→ **Aim of the task**: Go through the records underneath and count the lines that include the string "text". Give nothing but the number.

→ **Input for this task**:
===============
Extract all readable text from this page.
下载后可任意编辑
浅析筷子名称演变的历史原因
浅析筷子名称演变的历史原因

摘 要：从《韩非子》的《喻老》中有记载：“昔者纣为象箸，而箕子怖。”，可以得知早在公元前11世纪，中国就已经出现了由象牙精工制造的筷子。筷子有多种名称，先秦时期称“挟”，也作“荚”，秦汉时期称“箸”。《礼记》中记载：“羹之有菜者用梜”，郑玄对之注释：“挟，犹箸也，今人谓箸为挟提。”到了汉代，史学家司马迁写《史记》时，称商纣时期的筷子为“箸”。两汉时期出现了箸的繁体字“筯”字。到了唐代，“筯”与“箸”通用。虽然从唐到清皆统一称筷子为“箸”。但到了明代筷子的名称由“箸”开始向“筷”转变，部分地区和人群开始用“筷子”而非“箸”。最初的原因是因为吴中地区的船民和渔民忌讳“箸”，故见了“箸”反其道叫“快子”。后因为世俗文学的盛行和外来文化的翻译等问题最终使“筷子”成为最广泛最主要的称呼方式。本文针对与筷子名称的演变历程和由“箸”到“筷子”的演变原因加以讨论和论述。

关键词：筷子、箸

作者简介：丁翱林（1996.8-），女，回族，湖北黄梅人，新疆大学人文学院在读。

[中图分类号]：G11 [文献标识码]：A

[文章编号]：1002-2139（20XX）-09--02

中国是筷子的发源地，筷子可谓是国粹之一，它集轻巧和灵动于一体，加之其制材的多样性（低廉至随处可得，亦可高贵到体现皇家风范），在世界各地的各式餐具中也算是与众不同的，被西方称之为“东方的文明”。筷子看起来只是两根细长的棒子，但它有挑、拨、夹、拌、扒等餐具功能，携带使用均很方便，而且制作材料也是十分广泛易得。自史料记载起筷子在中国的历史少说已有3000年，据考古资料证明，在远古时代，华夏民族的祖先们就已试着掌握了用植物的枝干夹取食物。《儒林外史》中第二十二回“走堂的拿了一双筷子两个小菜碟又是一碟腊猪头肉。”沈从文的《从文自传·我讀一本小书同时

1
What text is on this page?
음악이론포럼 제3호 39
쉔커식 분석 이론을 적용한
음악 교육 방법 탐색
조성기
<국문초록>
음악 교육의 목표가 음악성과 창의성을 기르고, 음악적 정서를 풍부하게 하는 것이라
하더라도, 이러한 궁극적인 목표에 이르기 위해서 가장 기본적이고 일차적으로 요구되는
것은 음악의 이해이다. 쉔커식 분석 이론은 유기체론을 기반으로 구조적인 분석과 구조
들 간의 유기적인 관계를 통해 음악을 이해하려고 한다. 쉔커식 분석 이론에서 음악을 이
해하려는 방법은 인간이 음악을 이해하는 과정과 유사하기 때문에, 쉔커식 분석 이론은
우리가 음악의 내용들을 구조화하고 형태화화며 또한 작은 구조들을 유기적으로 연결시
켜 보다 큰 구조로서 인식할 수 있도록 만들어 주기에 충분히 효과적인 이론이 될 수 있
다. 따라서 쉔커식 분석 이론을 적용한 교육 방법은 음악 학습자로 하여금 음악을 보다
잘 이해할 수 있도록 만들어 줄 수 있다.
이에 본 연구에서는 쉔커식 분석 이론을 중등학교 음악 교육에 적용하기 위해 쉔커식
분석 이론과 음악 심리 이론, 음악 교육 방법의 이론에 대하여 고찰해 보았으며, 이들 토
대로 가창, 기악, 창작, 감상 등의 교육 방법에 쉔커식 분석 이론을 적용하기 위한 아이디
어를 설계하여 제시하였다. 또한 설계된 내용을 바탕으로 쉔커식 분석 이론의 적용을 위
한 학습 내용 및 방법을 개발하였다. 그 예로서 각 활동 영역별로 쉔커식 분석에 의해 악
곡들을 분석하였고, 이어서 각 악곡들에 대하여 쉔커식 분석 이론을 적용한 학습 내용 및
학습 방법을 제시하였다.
===============
→ **Written response**: 2